=== Written exercise ===
In the records below, find the line containing "Extract all readable text from this page.". Output it and every line after it to the end, unchanged, with no pictures.

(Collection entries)
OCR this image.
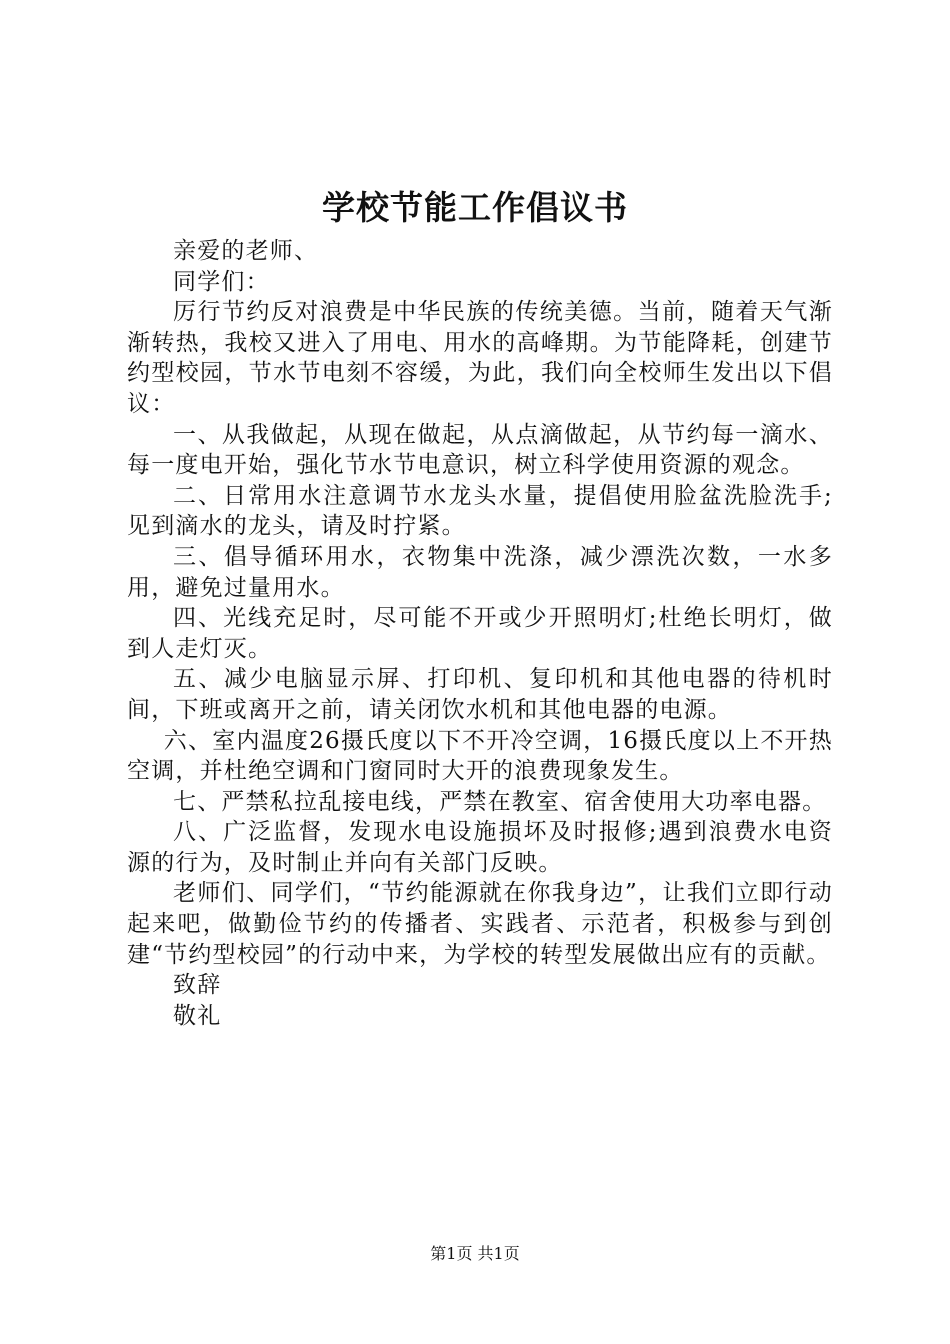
学校节能工作倡议书

亲爱的老师、

同学们：

厉行节约反对浪费是中华民族的传统美德。当前，随着天气渐渐转热，我校又进入了用电、用水的高峰期。为节能降耗，创建节约型校园，节水节电刻不容缓，为此，我们向全校师生发出以下倡议：

一、从我做起，从现在做起，从点滴做起，从节约每一滴水、每一度电开始，强化节水节电意识，树立科学使用资源的观念。

二、日常用水注意调节水龙头水量，提倡使用脸盆洗脸洗手;见到滴水的龙头，请及时拧紧。

三、倡导循环用水，衣物集中洗涤，减少漂洗次数，一水多用，避免过量用水。

四、光线充足时，尽可能不开或少开照明灯;杜绝长明灯，做到人走灯灭。

五、减少电脑显示屏、打印机、复印机和其他电器的待机时间，下班或离开之前，请关闭饮水机和其他电器的电源。

六、室内温度26摄氏度以下不开冷空调，16摄氏度以上不开热空调，并杜绝空调和门窗同时大开的浪费现象发生。

七、严禁私拉乱接电线，严禁在教室、宿舍使用大功率电器。

八、广泛监督，发现水电设施损坏及时报修;遇到浪费水电资源的行为，及时制止并向有关部门反映。

老师们、同学们，“节约能源就在你我身边”，让我们立即行动起来吧，做勤俭节约的传播者、实践者、示范者，积极参与到创建“节约型校园”的行动中来，为学校的转型发展做出应有的贡献。

致辞

敬礼

第1页 共1页
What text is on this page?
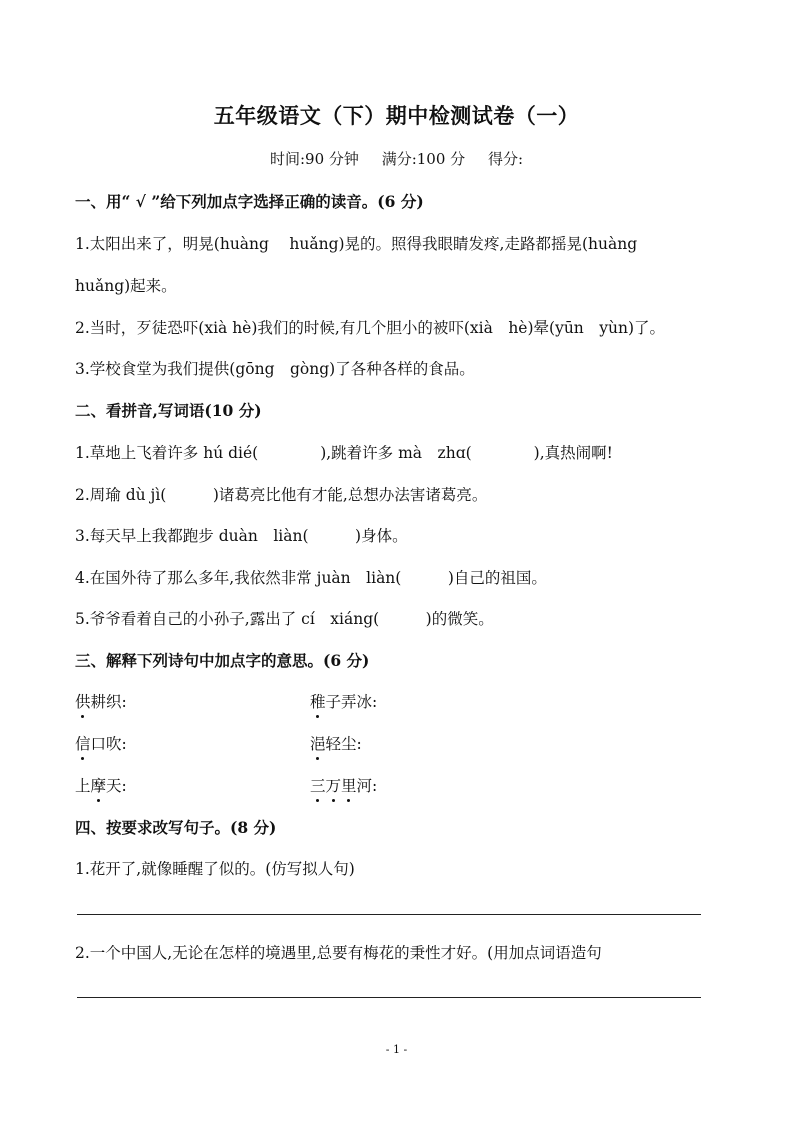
五年级语文（下）期中检测试卷（一）
时间:90 分钟 满分:100 分 得分:
一、用“ √ ”给下列加点字选择正确的读音。(6 分)
1.太阳出来了，明晃(huàng　 huǎng)晃的。照得我眼睛发疼,走路都摇晃(huàng
huǎng)起来。
2.当时，歹徒恐吓(xià hè)我们的时候,有几个胆小的被吓(xià　hè)晕(yūn　yùn)了。
3.学校食堂为我们提供(gōng　gòng)了各种各样的食品。
二、看拼音,写词语(10 分)
1.草地上飞着许多 hú dié(　　　　),跳着许多 mà　zhɑ(　　　　),真热闹啊!
2.周瑜 dù jì(　　　)诸葛亮比他有才能,总想办法害诸葛亮。
3.每天早上我都跑步 duàn　liàn(　　　)身体。
4.在国外待了那么多年,我依然非常 juàn　liàn(　　　)自己的祖国。
5.爷爷看着自己的小孙子,露出了 cí　xiáng(　　　)的微笑。
三、解释下列诗句中加点字的意思。(6 分)
供耕织:	稚子弄冰:
信口吹:	浥轻尘:
上摩天:	三万里河:
四、按要求改写句子。(8 分)
1.花开了,就像睡醒了似的。(仿写拟人句)
2.一个中国人,无论在怎样的境遇里,总要有梅花的秉性才好。(用加点词语造句
- 1 -
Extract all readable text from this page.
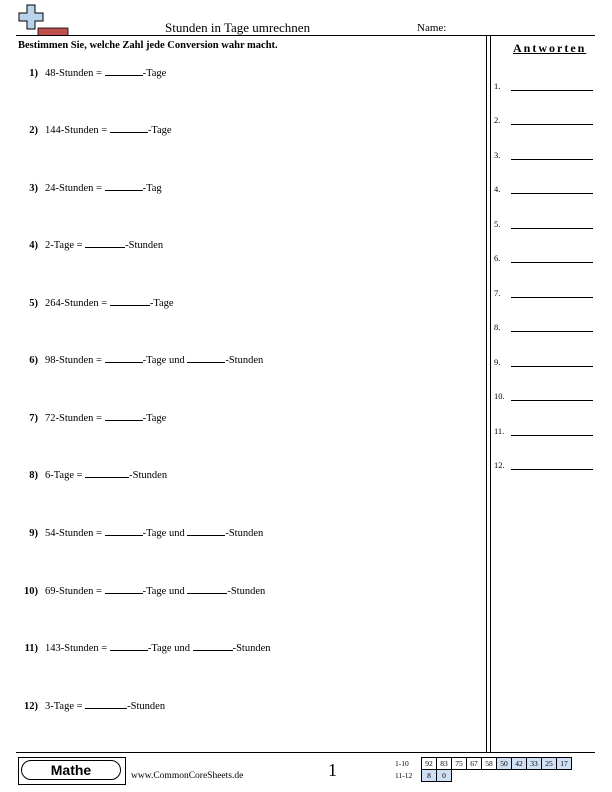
Stunden in Tage umrechnen	Name:
Bestimmen Sie, welche Zahl jede Conversion wahr macht.
1) 48-Stunden =	-Tage
2) 144-Stunden =	-Tage
3) 24-Stunden =	-Tag
4) 2-Tage =	-Stunden
5) 264-Stunden =	-Tage
6) 98-Stunden =	-Tage und	-Stunden
7) 72-Stunden =	-Tage
8) 6-Tage =	-Stunden
9) 54-Stunden =	-Tage und	-Stunden
10) 69-Stunden =	-Tage und	-Stunden
11) 143-Stunden =	-Tage und	-Stunden
12) 3-Tage =	-Stunden
Antworten
1.
2.
3.
4.
5.
6.
7.
8.
9.
10.
11.
12.
Mathe	www.CommonCoreSheets.de	1	1-10	92	83	75	67	58	50	42	33	25	17
11-12	8	0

=== Output for this task ===
Extract all readable text from this page.
Stunden in Tage umrechnen	Name:
Bestimmen Sie, welche Zahl jede Conversion wahr macht.
1) 48-Stunden =	-Tage
2) 144-Stunden =	-Tage
3) 24-Stunden =	-Tag
4) 2-Tage =	-Stunden
5) 264-Stunden =	-Tage
6) 98-Stunden =	-Tage und	-Stunden
7) 72-Stunden =	-Tage
8) 6-Tage =	-Stunden
9) 54-Stunden =	-Tage und	-Stunden
10) 69-Stunden =	-Tage und	-Stunden
11) 143-Stunden =	-Tage und	-Stunden
12) 3-Tage =	-Stunden
Antworten
1.
2.
3.
4.
5.
6.
7.
8.
9.
10.
11.
12.
Mathe	www.CommonCoreSheets.de	1	1-10	92	83	75	67	58	50	42	33	25	17
11-12	8	0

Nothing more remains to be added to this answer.